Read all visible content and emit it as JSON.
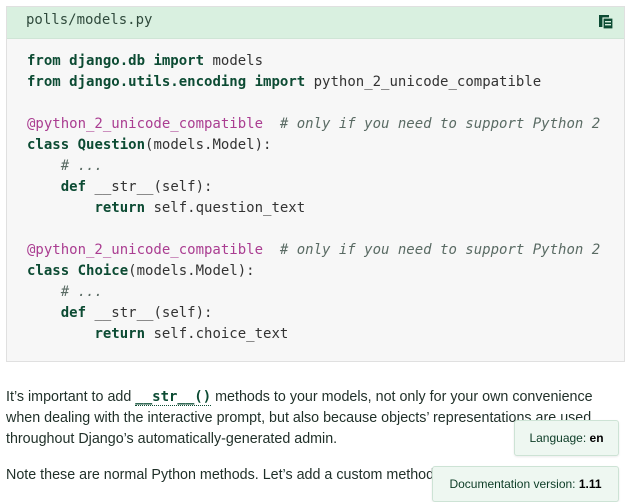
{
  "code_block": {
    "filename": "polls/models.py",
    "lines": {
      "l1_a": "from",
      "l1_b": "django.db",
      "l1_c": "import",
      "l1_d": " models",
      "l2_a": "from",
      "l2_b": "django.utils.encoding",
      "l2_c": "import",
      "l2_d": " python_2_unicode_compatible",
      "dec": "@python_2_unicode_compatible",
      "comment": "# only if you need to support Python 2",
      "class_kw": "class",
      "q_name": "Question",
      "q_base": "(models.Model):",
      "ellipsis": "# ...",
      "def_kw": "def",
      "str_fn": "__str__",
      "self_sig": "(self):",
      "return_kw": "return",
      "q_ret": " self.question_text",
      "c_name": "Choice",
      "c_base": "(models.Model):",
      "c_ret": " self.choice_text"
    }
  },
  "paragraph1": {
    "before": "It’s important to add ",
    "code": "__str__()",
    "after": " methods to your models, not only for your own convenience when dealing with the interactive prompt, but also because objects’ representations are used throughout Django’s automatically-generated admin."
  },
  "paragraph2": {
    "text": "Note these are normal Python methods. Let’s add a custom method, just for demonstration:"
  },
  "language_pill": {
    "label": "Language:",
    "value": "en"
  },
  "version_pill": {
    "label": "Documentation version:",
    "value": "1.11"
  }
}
--*--
### What is expected
Write out every entry again word for word, without any of the pictures.

### Solution below
Read all visible content and emit it as JSON.
{
  "code_block": {
    "filename": "polls/models.py",
    "lines": {
      "l1_a": "from",
      "l1_b": "django.db",
      "l1_c": "import",
      "l1_d": " models",
      "l2_a": "from",
      "l2_b": "django.utils.encoding",
      "l2_c": "import",
      "l2_d": " python_2_unicode_compatible",
      "dec": "@python_2_unicode_compatible",
      "comment": "# only if you need to support Python 2",
      "class_kw": "class",
      "q_name": "Question",
      "q_base": "(models.Model):",
      "ellipsis": "# ...",
      "def_kw": "def",
      "str_fn": "__str__",
      "self_sig": "(self):",
      "return_kw": "return",
      "q_ret": " self.question_text",
      "c_name": "Choice",
      "c_base": "(models.Model):",
      "c_ret": " self.choice_text"
    }
  },
  "paragraph1": {
    "before": "It’s important to add ",
    "code": "__str__()",
    "after": " methods to your models, not only for your own convenience when dealing with the interactive prompt, but also because objects’ representations are used throughout Django’s automatically-generated admin."
  },
  "paragraph2": {
    "text": "Note these are normal Python methods. Let’s add a custom method, just for demonstration:"
  },
  "language_pill": {
    "label": "Language:",
    "value": "en"
  },
  "version_pill": {
    "label": "Documentation version:",
    "value": "1.11"
  }
}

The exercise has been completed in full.